_DIRECTIONS:_
Search the listing below for the string "bottom" and copy every line where it occurs.
** Start of EXCERPTED DATA **
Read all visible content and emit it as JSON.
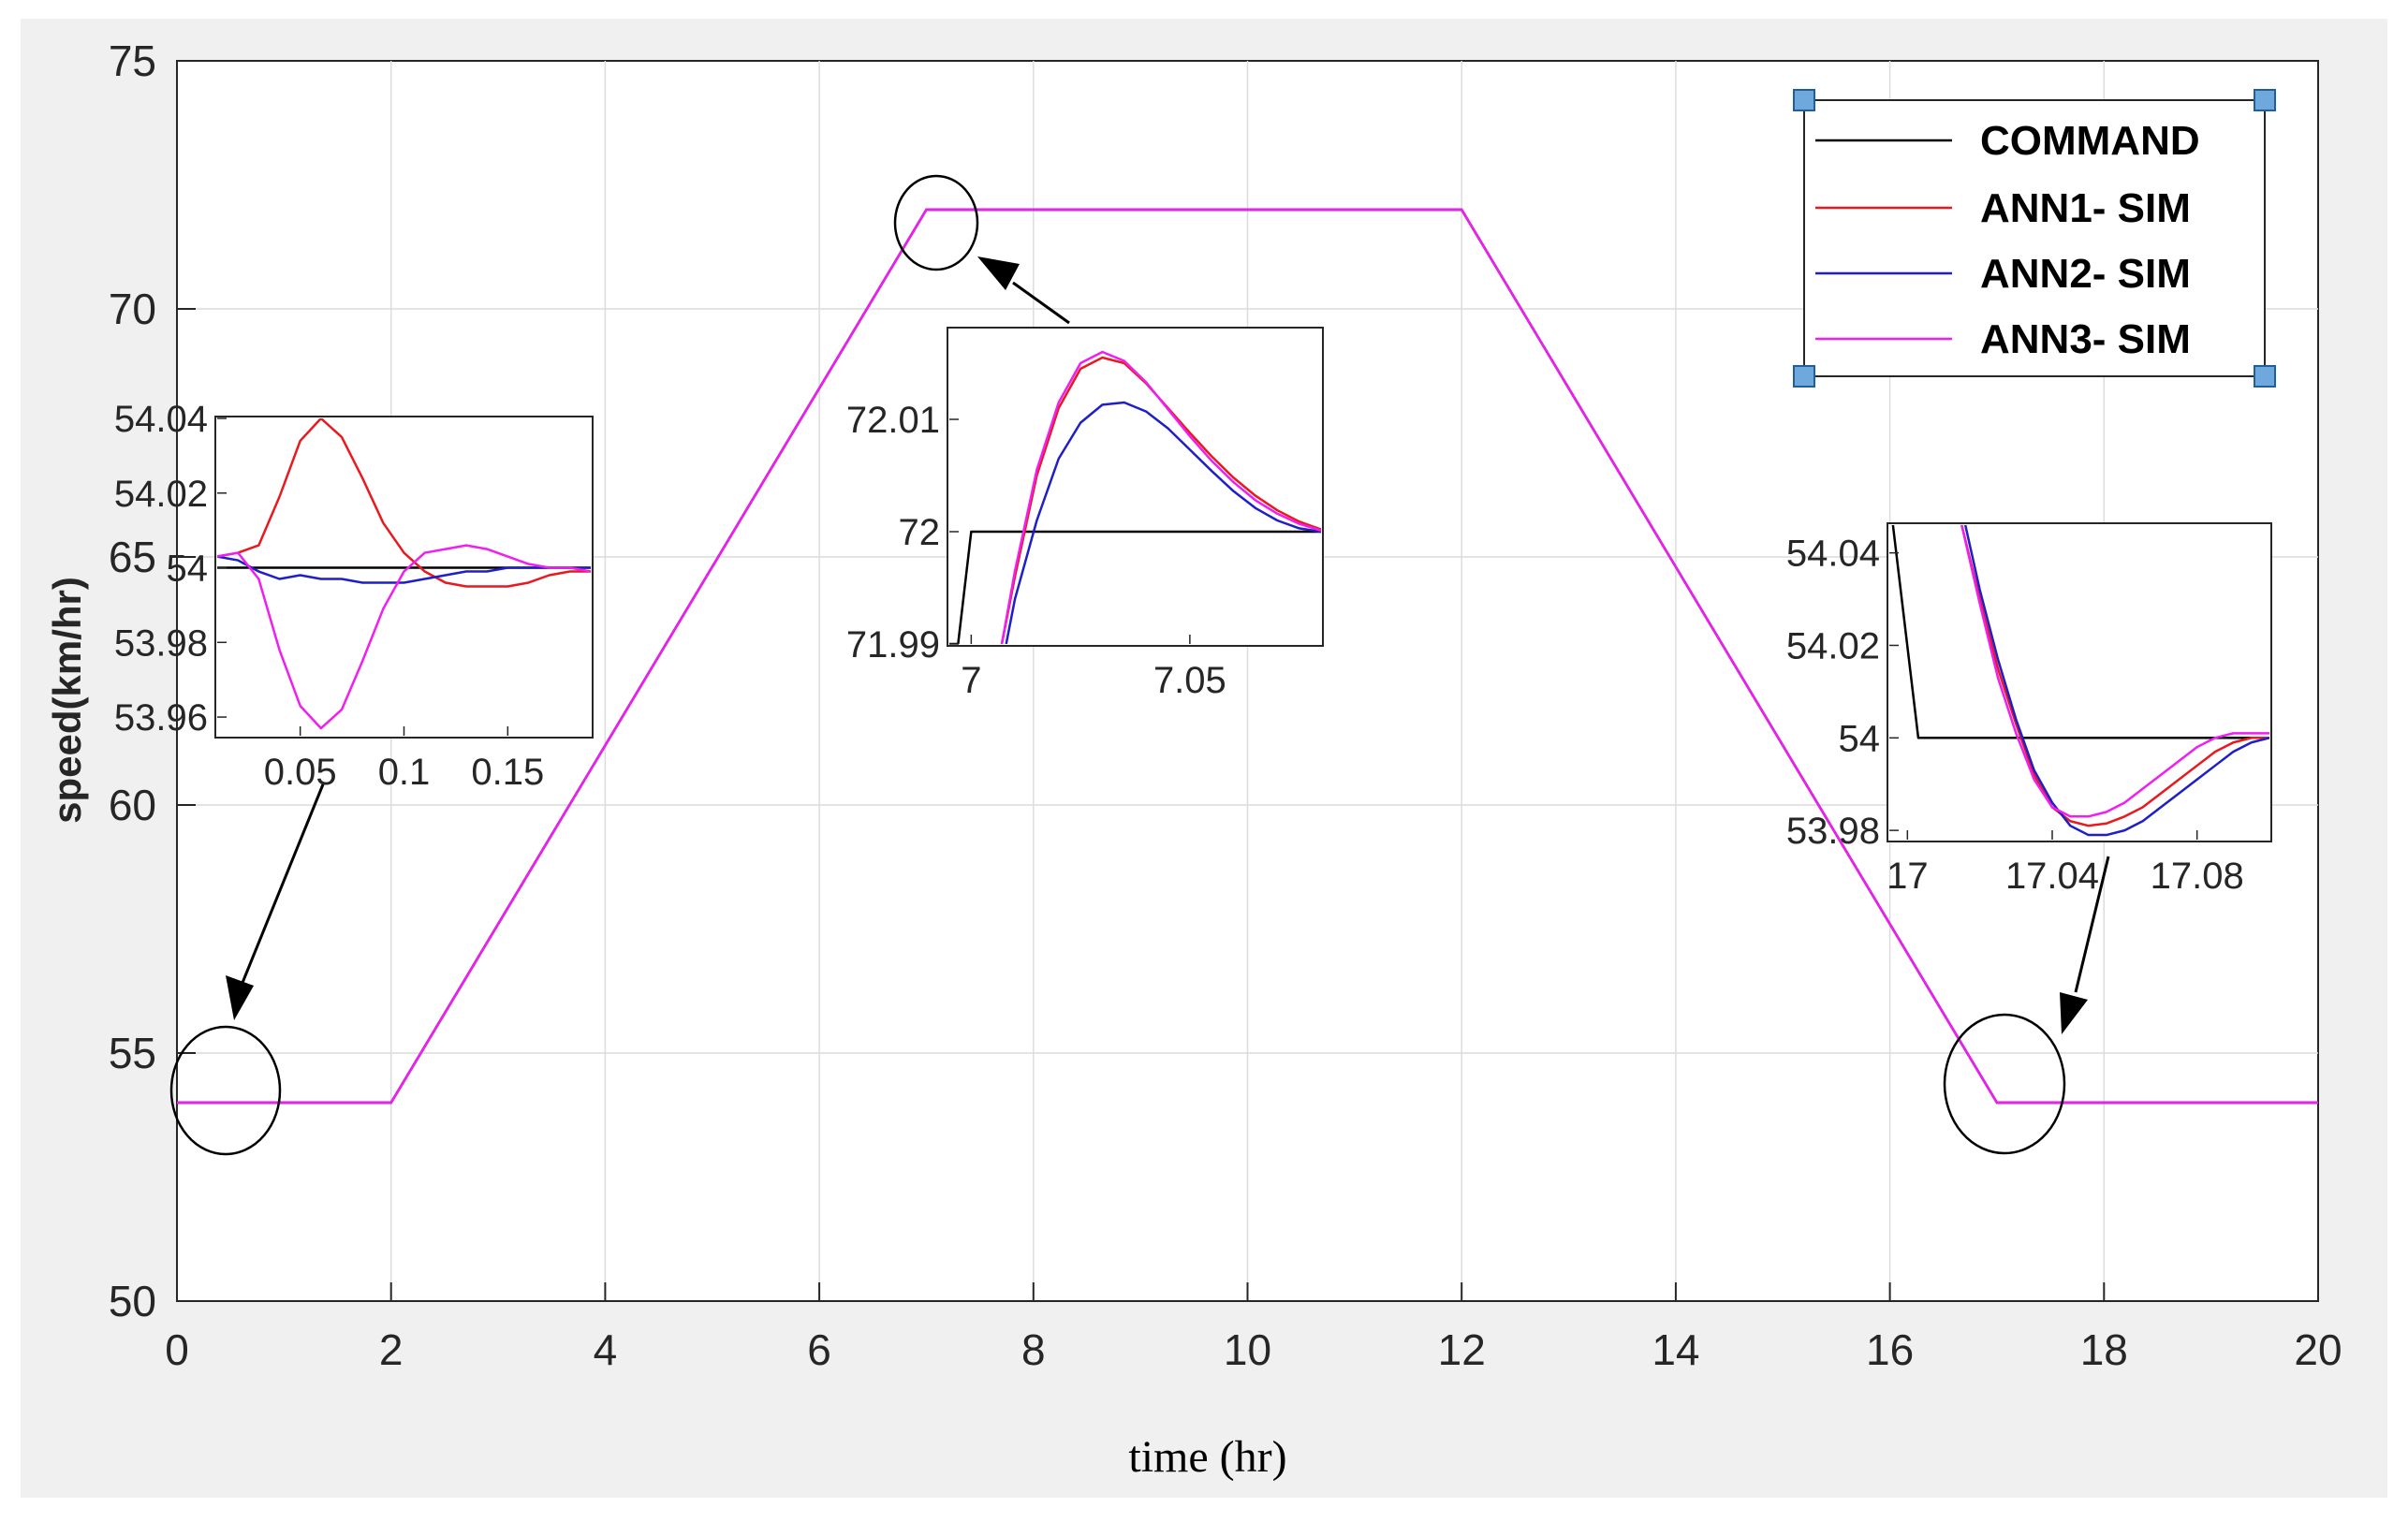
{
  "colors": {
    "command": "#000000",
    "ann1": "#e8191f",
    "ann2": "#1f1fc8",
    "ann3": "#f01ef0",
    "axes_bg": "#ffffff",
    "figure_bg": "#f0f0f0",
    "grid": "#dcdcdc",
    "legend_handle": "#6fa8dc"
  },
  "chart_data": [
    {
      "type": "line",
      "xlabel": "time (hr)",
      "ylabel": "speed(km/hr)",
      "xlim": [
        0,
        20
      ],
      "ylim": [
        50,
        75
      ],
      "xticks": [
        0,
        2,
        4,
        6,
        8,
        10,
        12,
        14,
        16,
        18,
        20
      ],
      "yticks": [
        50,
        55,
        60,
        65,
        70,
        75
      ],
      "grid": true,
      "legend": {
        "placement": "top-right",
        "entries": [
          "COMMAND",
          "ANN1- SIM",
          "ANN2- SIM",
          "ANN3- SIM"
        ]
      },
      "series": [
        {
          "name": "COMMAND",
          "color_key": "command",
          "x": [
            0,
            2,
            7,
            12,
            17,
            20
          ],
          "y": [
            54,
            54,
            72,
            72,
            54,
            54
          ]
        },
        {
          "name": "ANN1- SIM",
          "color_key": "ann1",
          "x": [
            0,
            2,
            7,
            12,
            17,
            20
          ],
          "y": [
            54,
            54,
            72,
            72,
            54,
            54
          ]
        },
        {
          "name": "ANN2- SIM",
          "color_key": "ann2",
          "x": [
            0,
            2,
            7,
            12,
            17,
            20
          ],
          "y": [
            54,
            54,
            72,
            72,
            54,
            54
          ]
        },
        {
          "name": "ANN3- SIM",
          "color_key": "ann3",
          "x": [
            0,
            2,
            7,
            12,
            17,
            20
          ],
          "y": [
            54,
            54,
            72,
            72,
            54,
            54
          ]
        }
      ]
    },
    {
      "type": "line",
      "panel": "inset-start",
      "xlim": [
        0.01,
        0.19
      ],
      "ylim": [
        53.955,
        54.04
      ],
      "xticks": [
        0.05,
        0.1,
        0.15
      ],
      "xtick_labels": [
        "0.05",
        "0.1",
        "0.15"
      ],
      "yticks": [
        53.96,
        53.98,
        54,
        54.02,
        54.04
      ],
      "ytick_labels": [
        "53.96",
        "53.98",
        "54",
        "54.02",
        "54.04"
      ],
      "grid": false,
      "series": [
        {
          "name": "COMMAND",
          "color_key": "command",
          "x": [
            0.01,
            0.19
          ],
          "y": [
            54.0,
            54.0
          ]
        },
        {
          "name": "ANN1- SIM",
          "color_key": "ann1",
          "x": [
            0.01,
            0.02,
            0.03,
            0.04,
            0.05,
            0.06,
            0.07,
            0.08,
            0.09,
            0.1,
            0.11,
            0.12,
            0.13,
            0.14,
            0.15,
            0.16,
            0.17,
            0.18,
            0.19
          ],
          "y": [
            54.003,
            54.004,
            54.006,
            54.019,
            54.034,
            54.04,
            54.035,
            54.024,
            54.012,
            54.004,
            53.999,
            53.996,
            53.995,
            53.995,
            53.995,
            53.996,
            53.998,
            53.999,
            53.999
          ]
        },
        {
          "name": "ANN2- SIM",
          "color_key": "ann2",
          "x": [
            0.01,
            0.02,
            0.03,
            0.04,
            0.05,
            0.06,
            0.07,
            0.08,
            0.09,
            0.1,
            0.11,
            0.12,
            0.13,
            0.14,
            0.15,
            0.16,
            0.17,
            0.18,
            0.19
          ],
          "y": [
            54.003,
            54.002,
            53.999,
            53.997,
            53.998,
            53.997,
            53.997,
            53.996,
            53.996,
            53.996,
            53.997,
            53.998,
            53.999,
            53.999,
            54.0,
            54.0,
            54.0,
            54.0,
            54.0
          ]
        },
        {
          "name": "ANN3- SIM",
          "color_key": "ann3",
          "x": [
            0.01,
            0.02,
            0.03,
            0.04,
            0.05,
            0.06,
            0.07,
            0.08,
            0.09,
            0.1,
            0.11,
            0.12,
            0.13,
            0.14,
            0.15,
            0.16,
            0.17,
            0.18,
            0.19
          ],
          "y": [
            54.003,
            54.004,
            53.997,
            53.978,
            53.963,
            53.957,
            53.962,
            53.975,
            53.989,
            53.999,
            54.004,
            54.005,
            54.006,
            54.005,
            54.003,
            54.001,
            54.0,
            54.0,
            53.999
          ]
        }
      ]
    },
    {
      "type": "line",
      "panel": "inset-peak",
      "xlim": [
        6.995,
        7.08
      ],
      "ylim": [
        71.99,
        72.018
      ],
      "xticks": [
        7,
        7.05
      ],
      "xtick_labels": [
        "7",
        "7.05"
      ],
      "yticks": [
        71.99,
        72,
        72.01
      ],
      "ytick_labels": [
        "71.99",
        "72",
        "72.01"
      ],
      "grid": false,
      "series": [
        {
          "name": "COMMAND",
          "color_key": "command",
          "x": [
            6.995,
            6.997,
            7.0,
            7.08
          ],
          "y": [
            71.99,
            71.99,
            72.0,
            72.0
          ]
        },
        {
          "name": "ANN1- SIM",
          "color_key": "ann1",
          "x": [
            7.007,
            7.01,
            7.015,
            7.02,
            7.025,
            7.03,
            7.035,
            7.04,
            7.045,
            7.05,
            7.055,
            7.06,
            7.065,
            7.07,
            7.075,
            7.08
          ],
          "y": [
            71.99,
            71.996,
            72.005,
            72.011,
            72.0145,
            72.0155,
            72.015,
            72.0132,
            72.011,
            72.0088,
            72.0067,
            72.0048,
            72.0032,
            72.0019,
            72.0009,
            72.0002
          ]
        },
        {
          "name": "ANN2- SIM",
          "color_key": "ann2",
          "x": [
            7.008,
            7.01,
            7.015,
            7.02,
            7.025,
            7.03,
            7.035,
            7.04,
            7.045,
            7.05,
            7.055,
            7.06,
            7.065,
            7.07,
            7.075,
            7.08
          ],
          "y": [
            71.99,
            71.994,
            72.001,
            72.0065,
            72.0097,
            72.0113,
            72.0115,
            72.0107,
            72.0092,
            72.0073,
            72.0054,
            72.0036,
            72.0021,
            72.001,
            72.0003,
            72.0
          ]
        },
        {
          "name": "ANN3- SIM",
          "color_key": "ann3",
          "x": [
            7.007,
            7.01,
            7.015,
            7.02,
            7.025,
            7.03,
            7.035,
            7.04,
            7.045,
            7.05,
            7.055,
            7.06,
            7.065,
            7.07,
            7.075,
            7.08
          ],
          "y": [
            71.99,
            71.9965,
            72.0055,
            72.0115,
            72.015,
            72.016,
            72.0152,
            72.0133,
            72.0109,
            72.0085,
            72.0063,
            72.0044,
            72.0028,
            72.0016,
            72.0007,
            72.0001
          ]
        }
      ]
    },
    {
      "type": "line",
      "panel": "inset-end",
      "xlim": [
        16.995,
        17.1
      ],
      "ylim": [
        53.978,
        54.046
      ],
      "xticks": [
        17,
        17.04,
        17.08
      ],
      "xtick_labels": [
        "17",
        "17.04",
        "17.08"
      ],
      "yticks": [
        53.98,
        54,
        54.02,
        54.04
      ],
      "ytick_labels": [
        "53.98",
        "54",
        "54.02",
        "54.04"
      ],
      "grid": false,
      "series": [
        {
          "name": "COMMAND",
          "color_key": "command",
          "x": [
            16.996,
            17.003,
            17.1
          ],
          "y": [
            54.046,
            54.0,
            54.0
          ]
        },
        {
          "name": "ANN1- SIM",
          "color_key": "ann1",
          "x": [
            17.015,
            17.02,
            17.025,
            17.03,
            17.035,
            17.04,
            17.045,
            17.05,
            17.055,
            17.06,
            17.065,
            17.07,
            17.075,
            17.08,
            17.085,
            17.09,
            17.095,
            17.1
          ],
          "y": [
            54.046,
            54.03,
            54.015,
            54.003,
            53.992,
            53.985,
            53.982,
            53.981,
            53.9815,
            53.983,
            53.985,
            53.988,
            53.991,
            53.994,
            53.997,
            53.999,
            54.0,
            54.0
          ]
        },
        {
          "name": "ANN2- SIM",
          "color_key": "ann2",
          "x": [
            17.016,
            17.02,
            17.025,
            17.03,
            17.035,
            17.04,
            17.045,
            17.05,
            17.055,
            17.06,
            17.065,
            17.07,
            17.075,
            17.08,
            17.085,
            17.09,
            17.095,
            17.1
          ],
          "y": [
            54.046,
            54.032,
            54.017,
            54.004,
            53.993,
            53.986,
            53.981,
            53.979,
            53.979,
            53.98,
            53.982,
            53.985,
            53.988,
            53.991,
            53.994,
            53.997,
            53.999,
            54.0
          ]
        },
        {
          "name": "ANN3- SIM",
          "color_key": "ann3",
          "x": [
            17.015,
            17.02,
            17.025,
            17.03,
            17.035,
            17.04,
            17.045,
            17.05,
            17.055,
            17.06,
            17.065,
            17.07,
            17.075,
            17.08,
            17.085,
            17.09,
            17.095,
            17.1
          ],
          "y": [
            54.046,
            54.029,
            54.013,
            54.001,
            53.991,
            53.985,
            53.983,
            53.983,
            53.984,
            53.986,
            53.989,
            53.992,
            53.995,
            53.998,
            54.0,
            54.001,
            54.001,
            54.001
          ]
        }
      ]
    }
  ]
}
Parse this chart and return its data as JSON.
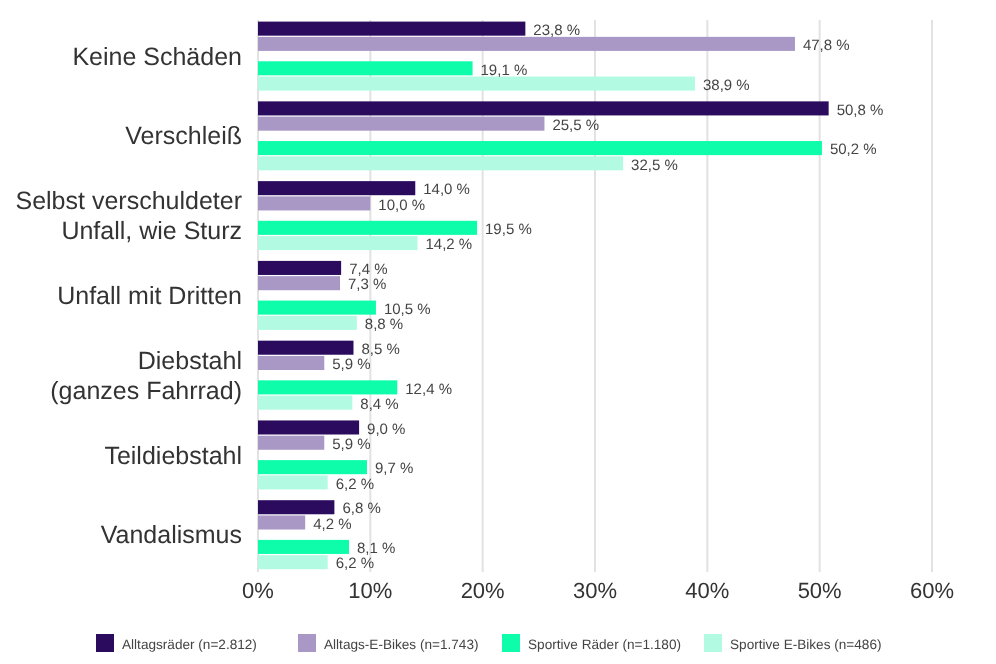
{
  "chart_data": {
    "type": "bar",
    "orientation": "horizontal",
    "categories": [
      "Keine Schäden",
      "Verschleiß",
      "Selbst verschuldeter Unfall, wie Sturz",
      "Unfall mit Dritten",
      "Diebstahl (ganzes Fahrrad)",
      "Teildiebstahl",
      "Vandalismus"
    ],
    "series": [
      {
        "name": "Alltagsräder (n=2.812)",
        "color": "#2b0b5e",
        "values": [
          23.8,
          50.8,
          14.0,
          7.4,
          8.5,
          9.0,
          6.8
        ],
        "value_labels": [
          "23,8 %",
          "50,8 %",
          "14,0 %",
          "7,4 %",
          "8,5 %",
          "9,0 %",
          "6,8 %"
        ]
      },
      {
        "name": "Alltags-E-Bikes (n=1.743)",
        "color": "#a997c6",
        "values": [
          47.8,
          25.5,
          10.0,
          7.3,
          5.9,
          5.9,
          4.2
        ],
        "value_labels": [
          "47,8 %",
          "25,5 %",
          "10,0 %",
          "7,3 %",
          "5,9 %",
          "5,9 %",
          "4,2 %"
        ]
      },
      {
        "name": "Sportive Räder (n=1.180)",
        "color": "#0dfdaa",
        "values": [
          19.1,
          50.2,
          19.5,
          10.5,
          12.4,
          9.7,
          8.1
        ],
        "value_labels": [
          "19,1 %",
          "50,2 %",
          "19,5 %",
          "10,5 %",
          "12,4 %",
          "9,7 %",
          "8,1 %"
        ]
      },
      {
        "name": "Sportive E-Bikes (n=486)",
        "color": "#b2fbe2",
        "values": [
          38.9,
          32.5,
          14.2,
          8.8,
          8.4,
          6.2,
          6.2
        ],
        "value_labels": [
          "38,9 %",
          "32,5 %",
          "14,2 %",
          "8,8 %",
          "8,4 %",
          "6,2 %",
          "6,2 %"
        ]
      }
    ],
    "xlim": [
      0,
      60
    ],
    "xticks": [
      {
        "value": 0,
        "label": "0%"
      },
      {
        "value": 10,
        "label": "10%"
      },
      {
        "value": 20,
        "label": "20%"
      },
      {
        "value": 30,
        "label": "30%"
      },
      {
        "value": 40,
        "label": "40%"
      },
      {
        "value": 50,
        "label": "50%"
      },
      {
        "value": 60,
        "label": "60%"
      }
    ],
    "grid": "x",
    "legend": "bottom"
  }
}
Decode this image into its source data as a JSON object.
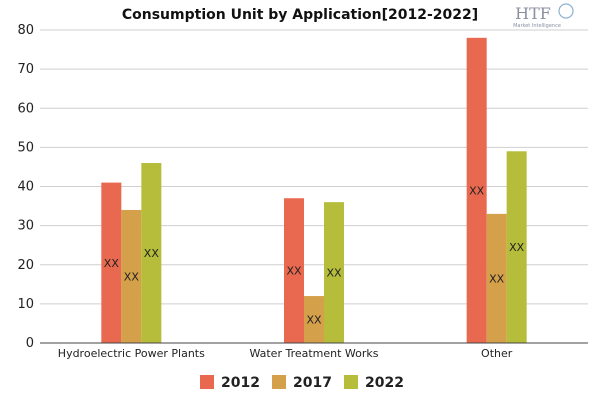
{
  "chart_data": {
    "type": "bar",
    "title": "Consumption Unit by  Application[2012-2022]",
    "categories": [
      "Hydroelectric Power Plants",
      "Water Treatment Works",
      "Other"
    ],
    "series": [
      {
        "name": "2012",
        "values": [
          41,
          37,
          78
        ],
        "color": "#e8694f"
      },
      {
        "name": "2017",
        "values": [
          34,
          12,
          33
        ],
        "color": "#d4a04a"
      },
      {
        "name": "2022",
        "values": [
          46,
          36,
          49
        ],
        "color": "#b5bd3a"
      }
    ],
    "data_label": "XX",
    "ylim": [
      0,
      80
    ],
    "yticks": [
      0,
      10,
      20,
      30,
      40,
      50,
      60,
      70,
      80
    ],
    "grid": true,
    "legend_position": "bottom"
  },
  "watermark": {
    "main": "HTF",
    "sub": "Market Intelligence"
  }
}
** End of EXCERPTED DATA **
_RESPONSE:_
    "legend": "bottom"
    "legend_position": "bottom"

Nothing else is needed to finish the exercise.